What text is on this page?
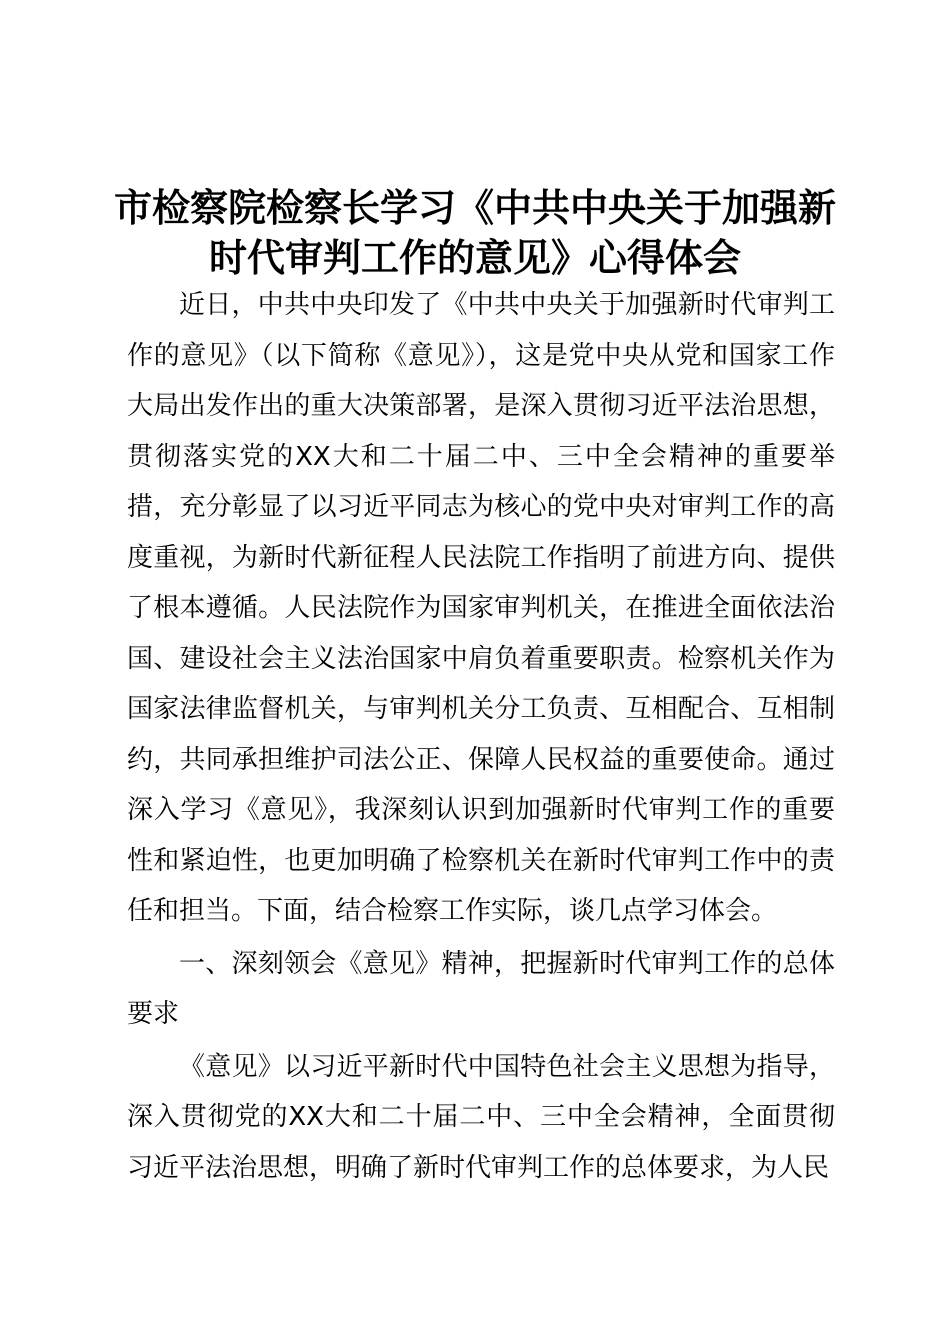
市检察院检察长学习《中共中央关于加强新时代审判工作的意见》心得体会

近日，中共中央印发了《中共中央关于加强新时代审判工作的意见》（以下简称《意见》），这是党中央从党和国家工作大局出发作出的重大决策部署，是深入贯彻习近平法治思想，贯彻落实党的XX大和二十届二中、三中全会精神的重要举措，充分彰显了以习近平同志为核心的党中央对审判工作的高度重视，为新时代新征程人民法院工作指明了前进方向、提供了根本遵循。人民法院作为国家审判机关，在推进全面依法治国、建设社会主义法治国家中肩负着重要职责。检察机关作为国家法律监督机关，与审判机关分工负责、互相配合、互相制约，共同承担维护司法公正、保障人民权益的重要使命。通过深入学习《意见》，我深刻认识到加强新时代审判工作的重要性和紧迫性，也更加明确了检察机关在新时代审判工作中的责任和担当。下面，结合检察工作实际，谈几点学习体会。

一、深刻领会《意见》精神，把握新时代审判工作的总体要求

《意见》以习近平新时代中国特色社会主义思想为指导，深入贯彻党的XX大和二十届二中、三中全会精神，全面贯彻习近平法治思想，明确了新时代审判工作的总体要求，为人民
# # # # # # #
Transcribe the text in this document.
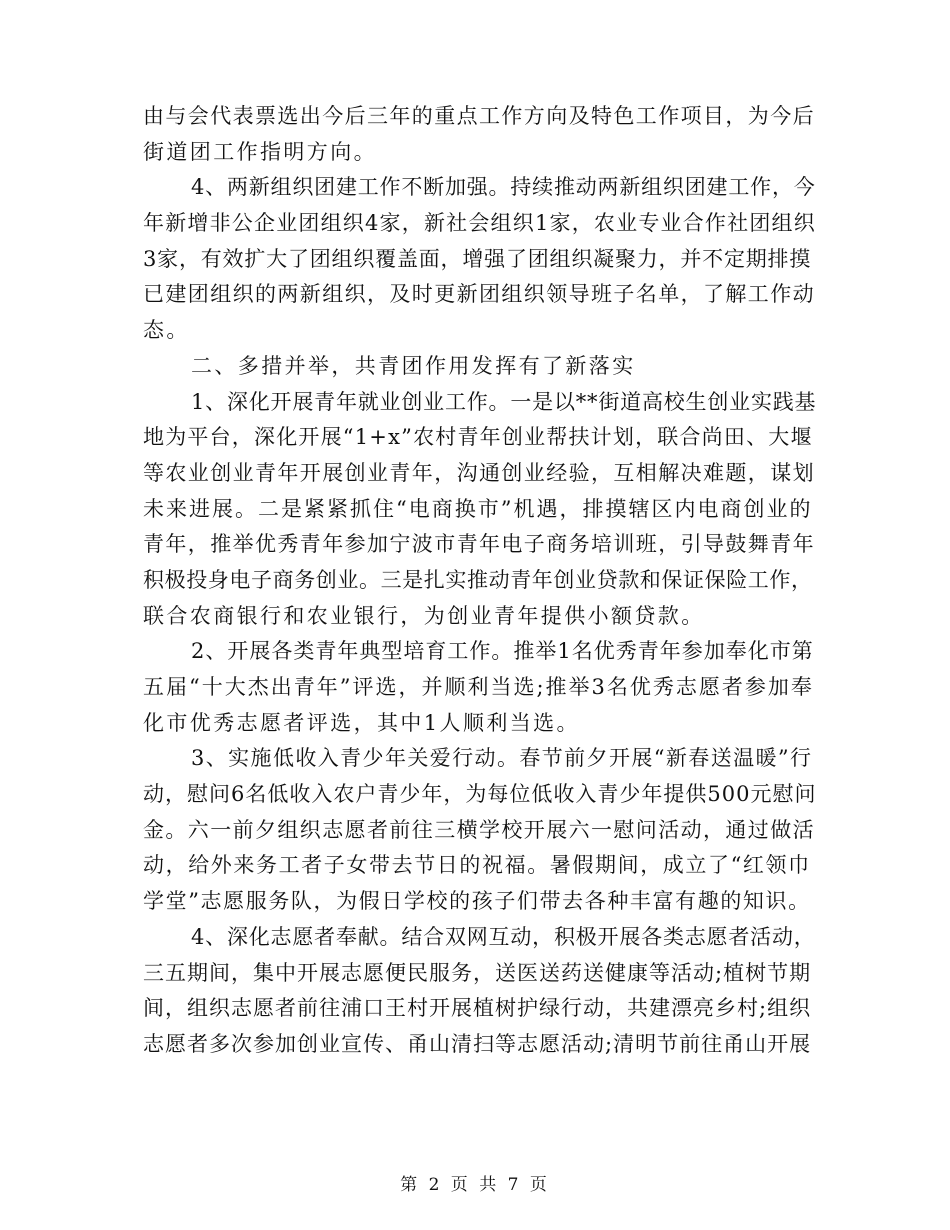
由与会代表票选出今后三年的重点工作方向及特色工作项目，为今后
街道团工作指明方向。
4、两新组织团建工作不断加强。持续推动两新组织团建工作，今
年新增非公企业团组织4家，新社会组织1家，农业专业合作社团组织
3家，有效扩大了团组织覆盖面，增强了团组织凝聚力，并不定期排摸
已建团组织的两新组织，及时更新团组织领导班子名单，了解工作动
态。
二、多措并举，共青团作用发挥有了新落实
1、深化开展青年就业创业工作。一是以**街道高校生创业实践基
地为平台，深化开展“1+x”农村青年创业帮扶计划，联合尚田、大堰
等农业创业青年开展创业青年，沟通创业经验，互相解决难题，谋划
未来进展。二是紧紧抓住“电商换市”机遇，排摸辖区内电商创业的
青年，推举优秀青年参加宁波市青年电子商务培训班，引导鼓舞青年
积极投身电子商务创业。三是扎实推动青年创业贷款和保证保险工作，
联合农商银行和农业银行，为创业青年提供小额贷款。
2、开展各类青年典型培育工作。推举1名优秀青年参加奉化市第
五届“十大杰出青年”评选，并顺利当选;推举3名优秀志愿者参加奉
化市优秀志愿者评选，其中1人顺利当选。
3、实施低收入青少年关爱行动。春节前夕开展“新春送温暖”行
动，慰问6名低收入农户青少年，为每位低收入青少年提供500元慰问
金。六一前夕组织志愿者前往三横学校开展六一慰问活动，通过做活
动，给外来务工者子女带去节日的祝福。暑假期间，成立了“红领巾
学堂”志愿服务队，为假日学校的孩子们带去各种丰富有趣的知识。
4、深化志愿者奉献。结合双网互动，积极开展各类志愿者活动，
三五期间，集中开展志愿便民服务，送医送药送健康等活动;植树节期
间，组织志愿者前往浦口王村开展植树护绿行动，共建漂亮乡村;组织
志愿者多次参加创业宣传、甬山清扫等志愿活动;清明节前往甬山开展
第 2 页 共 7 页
# # # # # # #
Only lines with the word "this" should be collected from the material.

What text is on this page?
Transcribe the text in this document.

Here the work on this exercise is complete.